Task brief: Could you repeat the records below exactly, leaving out any pictures?

Records:
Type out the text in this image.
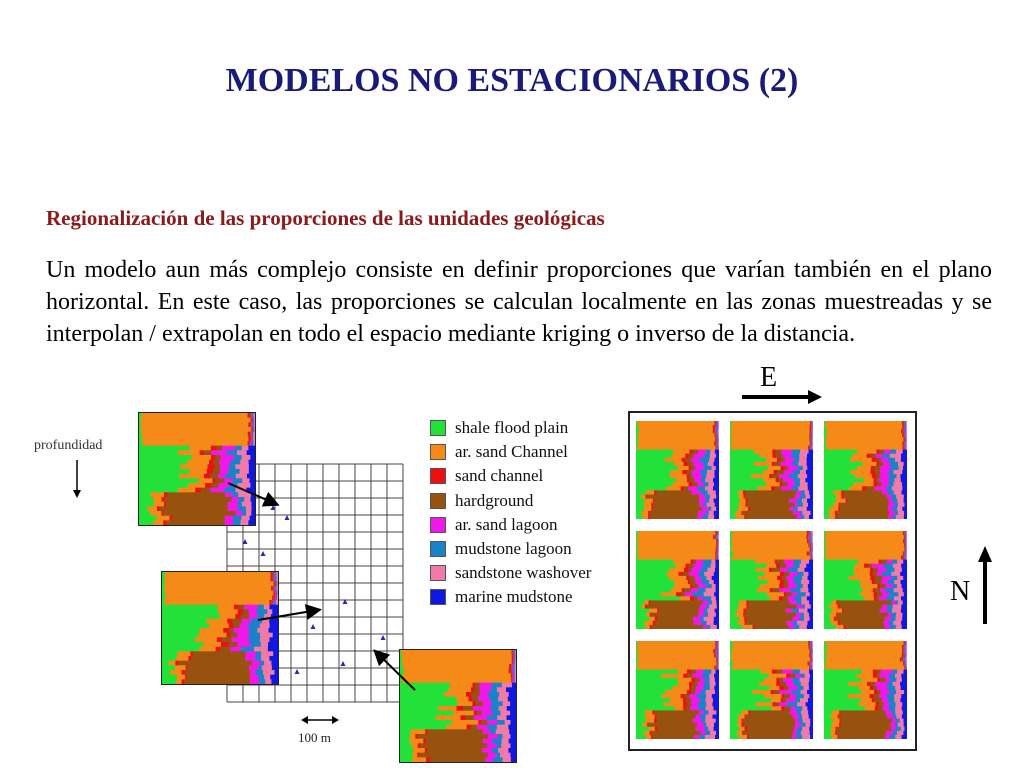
MODELOS NO ESTACIONARIOS (2)
Regionalización de las proporciones de las unidades geológicas
Un modelo aun más complejo consiste en definir proporciones que varían también en el plano horizontal. En este caso, las proporciones se calculan localmente en las zonas muestreadas y se interpolan / extrapolan en todo el espacio mediante kriging o inverso de la distancia.
profundidad
100 m
shale flood plain
ar. sand Channel
sand channel
hardground
ar. sand lagoon
mudstone lagoon
sandstone washover
marine mudstone
E
N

Exercise solution:
Type out the text in this image.
MODELOS NO ESTACIONARIOS (2)
Regionalización de las proporciones de las unidades geológicas
Un modelo aun más complejo consiste en definir proporciones que varían también en el plano horizontal. En este caso, las proporciones se calculan localmente en las zonas muestreadas y se interpolan / extrapolan en todo el espacio mediante kriging o inverso de la distancia.
profundidad
100 m
shale flood plain
ar. sand Channel
sand channel
hardground
ar. sand lagoon
mudstone lagoon
sandstone washover
marine mudstone
E
N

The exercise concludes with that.